• Data in this exercise:
-- START --

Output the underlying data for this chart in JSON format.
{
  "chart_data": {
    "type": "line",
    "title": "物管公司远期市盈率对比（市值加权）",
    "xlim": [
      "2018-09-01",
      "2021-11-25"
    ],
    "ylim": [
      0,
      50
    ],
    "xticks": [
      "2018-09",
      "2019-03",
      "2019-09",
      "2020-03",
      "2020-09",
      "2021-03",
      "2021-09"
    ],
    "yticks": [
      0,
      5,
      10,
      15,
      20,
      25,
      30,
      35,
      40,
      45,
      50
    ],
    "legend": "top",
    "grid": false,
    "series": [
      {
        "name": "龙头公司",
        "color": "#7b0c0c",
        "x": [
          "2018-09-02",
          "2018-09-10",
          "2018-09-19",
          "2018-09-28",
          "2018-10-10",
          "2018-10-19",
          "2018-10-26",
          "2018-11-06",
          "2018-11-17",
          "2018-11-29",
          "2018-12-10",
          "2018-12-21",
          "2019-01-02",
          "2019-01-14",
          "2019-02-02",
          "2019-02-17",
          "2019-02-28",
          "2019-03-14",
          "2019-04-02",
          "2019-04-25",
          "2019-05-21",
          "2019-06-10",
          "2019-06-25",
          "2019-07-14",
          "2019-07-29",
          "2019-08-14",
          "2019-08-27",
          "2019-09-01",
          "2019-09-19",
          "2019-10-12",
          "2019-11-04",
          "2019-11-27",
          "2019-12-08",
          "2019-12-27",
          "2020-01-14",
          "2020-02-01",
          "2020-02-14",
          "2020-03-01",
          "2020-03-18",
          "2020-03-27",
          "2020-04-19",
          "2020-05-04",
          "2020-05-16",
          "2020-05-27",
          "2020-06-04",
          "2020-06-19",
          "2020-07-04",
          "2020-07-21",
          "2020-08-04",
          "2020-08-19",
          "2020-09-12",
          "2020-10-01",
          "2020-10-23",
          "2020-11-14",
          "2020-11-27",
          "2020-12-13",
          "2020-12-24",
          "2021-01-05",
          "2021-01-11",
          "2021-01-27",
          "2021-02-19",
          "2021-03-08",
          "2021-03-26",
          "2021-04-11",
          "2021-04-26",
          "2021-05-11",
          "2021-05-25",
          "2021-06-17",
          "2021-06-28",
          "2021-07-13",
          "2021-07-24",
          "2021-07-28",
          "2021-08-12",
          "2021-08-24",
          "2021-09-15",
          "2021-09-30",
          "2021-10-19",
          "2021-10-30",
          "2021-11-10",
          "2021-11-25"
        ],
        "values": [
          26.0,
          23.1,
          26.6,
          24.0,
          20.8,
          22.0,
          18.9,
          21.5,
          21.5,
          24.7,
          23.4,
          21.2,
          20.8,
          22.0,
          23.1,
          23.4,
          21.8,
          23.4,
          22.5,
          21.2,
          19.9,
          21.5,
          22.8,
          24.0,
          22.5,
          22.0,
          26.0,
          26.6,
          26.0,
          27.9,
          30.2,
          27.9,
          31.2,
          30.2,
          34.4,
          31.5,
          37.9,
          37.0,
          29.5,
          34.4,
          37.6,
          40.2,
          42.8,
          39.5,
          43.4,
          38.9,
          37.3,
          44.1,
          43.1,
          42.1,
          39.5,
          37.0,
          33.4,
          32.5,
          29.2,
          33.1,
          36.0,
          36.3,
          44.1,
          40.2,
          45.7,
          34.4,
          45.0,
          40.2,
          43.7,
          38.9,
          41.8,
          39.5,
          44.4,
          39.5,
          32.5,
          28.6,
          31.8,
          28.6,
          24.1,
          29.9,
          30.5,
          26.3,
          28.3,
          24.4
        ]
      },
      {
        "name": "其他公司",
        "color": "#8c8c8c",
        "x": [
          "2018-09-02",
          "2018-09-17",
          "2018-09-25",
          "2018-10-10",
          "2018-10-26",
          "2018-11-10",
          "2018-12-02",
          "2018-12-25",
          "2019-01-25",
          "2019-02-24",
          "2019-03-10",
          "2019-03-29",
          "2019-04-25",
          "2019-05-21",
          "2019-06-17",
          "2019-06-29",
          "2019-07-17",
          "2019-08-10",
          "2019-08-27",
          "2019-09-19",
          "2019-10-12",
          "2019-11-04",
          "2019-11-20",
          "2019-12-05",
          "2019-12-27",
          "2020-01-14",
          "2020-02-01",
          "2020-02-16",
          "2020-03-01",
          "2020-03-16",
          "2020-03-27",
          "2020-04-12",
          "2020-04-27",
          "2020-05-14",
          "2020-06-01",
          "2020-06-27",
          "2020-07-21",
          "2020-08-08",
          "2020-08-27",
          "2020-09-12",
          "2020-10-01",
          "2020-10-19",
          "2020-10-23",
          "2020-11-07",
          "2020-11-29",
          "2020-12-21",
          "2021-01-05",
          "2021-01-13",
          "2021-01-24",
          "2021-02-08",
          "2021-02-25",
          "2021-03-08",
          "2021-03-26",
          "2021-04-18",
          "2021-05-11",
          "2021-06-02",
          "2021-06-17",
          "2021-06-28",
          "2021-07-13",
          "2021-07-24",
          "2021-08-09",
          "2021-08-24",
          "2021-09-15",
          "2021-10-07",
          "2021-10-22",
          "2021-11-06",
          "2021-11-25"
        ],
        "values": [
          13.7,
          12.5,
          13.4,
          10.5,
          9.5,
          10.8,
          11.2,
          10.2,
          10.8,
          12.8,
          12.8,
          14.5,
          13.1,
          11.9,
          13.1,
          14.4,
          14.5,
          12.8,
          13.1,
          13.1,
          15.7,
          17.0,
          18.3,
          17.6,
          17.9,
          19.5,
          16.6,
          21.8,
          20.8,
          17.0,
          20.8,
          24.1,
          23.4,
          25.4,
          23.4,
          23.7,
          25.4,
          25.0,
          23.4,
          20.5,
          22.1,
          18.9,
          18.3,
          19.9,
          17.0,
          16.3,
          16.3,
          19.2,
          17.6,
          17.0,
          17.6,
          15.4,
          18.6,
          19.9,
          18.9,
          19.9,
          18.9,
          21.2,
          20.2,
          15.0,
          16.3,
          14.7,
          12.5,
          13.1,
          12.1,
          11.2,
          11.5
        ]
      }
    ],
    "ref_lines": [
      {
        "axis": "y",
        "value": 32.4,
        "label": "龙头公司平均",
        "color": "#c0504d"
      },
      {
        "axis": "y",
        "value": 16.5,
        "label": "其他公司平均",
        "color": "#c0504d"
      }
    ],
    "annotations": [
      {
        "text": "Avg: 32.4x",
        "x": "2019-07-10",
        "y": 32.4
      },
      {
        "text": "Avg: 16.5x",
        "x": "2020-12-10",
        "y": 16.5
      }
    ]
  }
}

-- END --

• The task:
Read the data above and pull out each line that holds the string "color".

• Written response:
        "color": "#7b0c0c",
        "color": "#8c8c8c",
        "color": "#c0504d"
        "color": "#c0504d"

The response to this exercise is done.